EXERCISE
Take the entries below and reproduce them word for word.

>> start DATA TO PROCESS

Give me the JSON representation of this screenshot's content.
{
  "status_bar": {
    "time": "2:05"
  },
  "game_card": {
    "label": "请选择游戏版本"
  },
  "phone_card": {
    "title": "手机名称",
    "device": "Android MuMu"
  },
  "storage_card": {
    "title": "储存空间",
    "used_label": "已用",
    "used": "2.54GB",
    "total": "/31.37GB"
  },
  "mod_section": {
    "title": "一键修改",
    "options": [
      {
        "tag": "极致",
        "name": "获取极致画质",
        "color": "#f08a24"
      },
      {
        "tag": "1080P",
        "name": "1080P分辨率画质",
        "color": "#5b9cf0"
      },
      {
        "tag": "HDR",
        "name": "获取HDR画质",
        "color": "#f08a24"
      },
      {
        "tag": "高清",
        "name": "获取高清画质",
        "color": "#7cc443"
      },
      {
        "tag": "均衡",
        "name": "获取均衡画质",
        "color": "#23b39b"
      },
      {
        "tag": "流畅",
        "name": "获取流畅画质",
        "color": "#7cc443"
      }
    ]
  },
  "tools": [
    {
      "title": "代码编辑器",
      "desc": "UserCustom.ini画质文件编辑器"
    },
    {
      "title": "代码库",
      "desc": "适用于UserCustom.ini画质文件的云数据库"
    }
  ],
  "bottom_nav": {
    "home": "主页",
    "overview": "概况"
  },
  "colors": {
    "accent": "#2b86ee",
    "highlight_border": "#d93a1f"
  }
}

>> end DATA TO PROCESS

WRITTEN ANSWER
Give me the JSON representation of this screenshot's content.
{
  "status_bar": {
    "time": "2:05"
  },
  "game_card": {
    "label": "请选择游戏版本"
  },
  "phone_card": {
    "title": "手机名称",
    "device": "Android MuMu"
  },
  "storage_card": {
    "title": "储存空间",
    "used_label": "已用",
    "used": "2.54GB",
    "total": "/31.37GB"
  },
  "mod_section": {
    "title": "一键修改",
    "options": [
      {
        "tag": "极致",
        "name": "获取极致画质",
        "color": "#f08a24"
      },
      {
        "tag": "1080P",
        "name": "1080P分辨率画质",
        "color": "#5b9cf0"
      },
      {
        "tag": "HDR",
        "name": "获取HDR画质",
        "color": "#f08a24"
      },
      {
        "tag": "高清",
        "name": "获取高清画质",
        "color": "#7cc443"
      },
      {
        "tag": "均衡",
        "name": "获取均衡画质",
        "color": "#23b39b"
      },
      {
        "tag": "流畅",
        "name": "获取流畅画质",
        "color": "#7cc443"
      }
    ]
  },
  "tools": [
    {
      "title": "代码编辑器",
      "desc": "UserCustom.ini画质文件编辑器"
    },
    {
      "title": "代码库",
      "desc": "适用于UserCustom.ini画质文件的云数据库"
    }
  ],
  "bottom_nav": {
    "home": "主页",
    "overview": "概况"
  },
  "colors": {
    "accent": "#2b86ee",
    "highlight_border": "#d93a1f"
  }
}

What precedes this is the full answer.